| Page excerpt |
Prices: $200, $350 and $495 (Native, PowerCore including Native and HD including Native, respectively)
Contact: Sonnox | sonnoxplugins.com
URS 1970 Classic Console Compressor
4 URS 1970 Classic Console Compressor
The URS 1970 is another easy-to-use, good-sounding, bus compressor. On the Compressor-only version, it offers controls for Input Level, Gain Makeup, Compress Ratio, Compress Threshold, Attack, Release and a Compressor “In” button. You also have I/O metering and an analogstyle Gain Reduction meter.
It provides “digital recreation of transformer input and diode bridge gain reduction amplifier characteristics,” as URS documentation explains. To me, it looks like a module out of an old Neve, and sonically, it delivers that Neve character when strapped across a mix.
I simply call up the “Mix Bus 1 Easy” preset and start tweaking from there. It features high-res, 48-bit, double-precision processing on the TDM version and high-res, 64-bit, double-precision processing on the Native version. Note that it will also work with AU and VST systems. The 1970 is a nice, simple compressor that works with a lot of different kinds of material.
Price: $199 and $99 direct (TDM/RTAS/AU/VST and Native/RTAS/AU/VST versions, respectively)
Contact: Unique Recording Software (URS) | ursplugins.com
Eventide Ultra-Channel featuring Omnipressor
5 Eventide Ultra-Channel featuring Omnipressor
This one is actually a channel strip packaged with the Eventide Anthology II Plug-in Suite (TDM), but has some great stereo bus applications. I find it the most aggressive of the bunch in this PAR Picks 6 installment, due primarily to the inclusion of the truly unique Omnipressor.
For those of you who haven’t tried the Omnipressor, there is nothing else quite like it. The original unit can be a frustrating thing to dial in, but when you get it right, it’s amazing. Luckily, with the Ultra Channel, its been made simple with Threshold, Ratio, Attack, Release and Gain.
For bus applications, I don’t use the Gate, De-Esser, Stereo Delays or Harmonizer. I craft the sound using the Compressor/ Limiter, five band EQ and Omnipressor. On mixes with a lot of vocals, I tend to hit the Compressor section very lightly, if at all. I’ll then adjust the Threshold on the Omnipressor so the needle bounces just a bit, and add a few dB of make-up gain. Often, I’ll also pull out a touch of lows in the 120 Hz area, just to keep things clean. To check results, I’ll simply pop each section in and out using the I/O buttons. The Ultra Channel can do both light and aggressive bus compression.

[Entries in the collection]

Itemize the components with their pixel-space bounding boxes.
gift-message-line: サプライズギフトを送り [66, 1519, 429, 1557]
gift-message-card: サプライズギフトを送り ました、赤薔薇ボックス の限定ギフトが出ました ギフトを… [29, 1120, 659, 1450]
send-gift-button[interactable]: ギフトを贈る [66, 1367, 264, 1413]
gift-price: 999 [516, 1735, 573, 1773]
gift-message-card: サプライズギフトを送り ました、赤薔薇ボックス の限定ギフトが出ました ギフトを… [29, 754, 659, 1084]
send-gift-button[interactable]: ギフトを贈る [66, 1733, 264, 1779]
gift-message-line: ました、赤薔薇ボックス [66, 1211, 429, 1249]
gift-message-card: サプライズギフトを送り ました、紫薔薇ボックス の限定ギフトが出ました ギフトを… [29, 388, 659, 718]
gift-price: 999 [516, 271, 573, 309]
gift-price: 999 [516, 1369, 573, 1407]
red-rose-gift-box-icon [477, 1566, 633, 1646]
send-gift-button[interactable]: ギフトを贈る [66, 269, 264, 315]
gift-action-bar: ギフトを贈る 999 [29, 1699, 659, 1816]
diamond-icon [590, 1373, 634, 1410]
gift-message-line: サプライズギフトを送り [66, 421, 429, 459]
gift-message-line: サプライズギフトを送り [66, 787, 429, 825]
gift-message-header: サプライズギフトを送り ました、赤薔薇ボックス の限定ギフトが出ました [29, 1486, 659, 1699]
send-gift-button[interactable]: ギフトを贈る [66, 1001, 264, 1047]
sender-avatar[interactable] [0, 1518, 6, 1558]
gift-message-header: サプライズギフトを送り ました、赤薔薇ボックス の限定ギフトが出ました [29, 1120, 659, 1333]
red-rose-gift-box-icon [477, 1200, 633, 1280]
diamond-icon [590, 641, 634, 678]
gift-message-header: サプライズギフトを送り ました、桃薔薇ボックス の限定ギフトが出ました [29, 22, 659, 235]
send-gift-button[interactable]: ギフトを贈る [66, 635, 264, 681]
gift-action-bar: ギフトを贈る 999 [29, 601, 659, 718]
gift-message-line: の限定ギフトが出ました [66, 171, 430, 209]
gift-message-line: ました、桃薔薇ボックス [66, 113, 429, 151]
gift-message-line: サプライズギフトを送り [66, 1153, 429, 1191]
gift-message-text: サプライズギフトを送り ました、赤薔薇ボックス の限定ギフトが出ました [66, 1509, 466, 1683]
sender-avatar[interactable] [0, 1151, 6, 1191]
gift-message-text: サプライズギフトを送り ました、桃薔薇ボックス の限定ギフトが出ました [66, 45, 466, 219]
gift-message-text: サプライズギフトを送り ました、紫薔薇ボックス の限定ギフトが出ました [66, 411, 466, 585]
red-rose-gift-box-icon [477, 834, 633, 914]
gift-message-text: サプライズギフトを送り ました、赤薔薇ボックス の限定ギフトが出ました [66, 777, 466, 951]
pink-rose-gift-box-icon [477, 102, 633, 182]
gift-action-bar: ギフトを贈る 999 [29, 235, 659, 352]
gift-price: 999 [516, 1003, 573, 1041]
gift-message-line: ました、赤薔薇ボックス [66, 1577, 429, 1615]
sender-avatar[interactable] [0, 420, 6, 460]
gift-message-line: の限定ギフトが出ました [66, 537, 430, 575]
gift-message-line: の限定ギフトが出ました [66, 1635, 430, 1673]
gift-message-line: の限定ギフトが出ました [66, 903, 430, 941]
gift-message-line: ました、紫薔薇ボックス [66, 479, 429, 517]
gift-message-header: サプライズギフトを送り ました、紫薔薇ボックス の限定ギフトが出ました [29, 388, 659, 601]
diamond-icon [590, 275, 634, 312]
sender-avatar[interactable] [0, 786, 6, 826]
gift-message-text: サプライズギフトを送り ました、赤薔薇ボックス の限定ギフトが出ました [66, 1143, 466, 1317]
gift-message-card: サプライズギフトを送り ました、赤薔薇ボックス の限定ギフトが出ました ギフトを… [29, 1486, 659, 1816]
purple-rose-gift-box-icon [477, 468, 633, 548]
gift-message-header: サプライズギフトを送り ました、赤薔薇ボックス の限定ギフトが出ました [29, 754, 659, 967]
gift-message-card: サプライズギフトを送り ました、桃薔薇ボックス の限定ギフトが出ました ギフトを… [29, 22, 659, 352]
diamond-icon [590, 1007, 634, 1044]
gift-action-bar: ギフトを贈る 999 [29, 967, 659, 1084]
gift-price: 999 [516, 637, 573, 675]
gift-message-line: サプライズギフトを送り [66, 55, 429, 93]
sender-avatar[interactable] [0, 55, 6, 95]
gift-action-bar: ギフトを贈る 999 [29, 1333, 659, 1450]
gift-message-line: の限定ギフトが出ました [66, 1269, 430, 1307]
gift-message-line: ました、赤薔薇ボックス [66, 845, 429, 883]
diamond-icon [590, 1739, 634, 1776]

| Description of the task |
Copy out the stretch of the compressor review from "For those of" through "Release and Gain.". These rows are separate from the compressor review.

| Answer for the task |
For those of you who haven’t tried the Omnipressor, there is nothing else quite like it. The original unit can be a frustrating thing to dial in, but when you get it right, it’s amazing. Luckily, with the Ultra Channel, its been made simple with Threshold, Ratio, Attack, Release and Gain.